Al minuto, me llega un aviso del siguiente mensaje de este tío, del morenazo guapo de la foto que NO EXISTE, donde muy educadito él, reitera que le escriba directamente a su móvil porque es más personal y anuncia: <<Salgo a desayunar, si quieres te invito. Así no solo alimento el cuerpo, sino contigo enfrente, también alimento el Alma>>.
Mátame camión.
Entre mentiras, omisiones, maquillaje, photoshop, filtros y contouring... Qué a tope todo, ¿no?
No es de extrañar que haya incluso programas de televisión acerca del phishing o la suplantación de identidad, unos con fines delictivos (fraudes, estafas...) y otras sexuales. A mí lo que me paraliza es que ignoro cómo proceder. Obvio que no voy a hacer nada. Nada es nada (I do not feed the troll, I only feed my cats...). Pero claro, no hacer nada no me impide plantearme que, apesar de que él me ha metido veinte fichas y que sus fines son estrictamente sexuales conmigo, si yo cojo y le recrimino que la imagen que utiliza como señuelo no se corresponde en absoluto con la realidad, resulta que me va acusar de no saber comportarme en una red social PROFESIONAL. La "infractora" sería yo, porque él negaría todo interés en mí y porque quien protesta porque no es ese morenazo guapo del perfil, soy yo. Es decir, aunque quien se extralimita y, en vez de asuntos laborales, lo que hace es proponer planes y lanzar insinuaciones porque lo que busca es "carne", si yo declino su oferta porque la "carne" que él oferta está caducada, pasada de fecha y mezclada con grasas adulteradas, la chunga, la superficial seré yo.
Ya les decía el otro día que hace rato que ya no sé cómo comportarme en este mundo.

▶ _QUÉ HACER_:
Reproduce sin cambios el pasaje del texto de estudio que va desde "Al minuto, me" hasta "alimento el Alma>>.", incluidas ambas partes. Las filas son material aparte, sin relación con el texto de estudio.

▶ _Datos para reconocer la estructura de documentos_:

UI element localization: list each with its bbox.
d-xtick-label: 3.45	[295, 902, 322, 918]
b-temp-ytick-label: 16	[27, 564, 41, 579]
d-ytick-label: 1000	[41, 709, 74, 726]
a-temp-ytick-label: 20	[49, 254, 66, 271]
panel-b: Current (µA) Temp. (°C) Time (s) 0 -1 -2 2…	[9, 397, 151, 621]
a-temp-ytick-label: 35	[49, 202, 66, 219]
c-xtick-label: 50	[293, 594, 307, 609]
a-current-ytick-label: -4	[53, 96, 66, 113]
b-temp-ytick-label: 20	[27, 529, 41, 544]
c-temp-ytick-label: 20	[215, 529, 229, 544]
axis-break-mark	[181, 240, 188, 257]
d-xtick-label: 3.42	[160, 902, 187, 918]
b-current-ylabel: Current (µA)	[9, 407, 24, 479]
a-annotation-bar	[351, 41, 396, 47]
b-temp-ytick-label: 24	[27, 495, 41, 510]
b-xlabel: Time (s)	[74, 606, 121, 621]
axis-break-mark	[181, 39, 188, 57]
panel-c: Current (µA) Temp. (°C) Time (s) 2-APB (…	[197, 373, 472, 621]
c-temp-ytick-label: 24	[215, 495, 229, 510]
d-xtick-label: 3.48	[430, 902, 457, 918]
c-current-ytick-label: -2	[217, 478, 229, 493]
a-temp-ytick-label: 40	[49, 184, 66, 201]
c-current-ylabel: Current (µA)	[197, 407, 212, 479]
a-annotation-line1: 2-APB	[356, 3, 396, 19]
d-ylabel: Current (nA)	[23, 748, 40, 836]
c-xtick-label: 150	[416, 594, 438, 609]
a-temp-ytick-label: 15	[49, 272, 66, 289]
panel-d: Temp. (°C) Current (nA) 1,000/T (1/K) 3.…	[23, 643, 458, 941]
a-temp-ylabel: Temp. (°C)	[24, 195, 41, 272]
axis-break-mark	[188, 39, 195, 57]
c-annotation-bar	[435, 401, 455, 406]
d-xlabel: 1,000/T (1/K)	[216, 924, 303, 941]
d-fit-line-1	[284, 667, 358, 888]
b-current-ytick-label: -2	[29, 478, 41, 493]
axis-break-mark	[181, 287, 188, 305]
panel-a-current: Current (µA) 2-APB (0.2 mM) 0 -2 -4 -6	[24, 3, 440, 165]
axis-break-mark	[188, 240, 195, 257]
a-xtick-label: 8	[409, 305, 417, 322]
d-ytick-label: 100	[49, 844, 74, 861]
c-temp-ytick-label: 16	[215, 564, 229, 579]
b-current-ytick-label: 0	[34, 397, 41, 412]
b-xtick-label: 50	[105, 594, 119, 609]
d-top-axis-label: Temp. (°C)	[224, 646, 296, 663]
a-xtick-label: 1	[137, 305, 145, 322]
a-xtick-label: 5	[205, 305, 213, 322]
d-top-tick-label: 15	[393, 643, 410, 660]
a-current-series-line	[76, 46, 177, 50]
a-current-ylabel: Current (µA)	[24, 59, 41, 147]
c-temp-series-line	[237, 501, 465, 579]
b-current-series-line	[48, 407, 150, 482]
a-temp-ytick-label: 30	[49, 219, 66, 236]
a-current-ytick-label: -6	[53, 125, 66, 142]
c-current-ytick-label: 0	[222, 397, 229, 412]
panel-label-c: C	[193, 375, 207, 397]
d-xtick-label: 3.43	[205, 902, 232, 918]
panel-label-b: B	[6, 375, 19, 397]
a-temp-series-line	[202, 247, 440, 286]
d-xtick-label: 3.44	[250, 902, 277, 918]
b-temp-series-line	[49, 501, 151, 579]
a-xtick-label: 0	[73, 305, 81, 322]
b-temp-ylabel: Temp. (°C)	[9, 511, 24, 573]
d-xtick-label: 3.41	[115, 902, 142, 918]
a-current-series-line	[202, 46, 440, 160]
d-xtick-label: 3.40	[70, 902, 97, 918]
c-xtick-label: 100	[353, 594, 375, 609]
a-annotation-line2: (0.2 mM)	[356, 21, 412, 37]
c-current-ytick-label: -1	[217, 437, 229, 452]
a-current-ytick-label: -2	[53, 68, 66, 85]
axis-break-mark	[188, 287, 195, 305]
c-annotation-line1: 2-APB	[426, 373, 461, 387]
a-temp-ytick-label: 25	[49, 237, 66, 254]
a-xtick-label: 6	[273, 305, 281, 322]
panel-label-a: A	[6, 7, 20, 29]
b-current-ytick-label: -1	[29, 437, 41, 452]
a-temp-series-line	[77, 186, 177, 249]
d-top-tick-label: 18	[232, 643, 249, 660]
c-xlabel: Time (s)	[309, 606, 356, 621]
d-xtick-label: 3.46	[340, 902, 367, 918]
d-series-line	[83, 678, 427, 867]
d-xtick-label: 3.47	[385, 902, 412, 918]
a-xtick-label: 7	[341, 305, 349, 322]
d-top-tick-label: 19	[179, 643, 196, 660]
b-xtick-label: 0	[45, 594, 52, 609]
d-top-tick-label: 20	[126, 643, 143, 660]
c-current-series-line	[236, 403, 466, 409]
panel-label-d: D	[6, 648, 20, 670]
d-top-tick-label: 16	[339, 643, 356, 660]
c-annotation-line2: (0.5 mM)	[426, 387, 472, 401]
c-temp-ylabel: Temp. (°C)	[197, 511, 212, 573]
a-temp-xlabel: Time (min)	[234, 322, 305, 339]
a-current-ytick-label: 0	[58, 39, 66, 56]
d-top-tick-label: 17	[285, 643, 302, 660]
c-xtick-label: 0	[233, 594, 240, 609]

▶ _TU RESPUESTA_:
Al minuto, me llega un aviso del siguiente mensaje de este tío, del morenazo guapo de la foto que NO EXISTE, donde muy educadito él, reitera que le escriba directamente a su móvil porque es más personal y anuncia: <<Salgo a desayunar, si quieres te invito. Así no solo alimento el cuerpo, sino contigo enfrente, también alimento el Alma>>.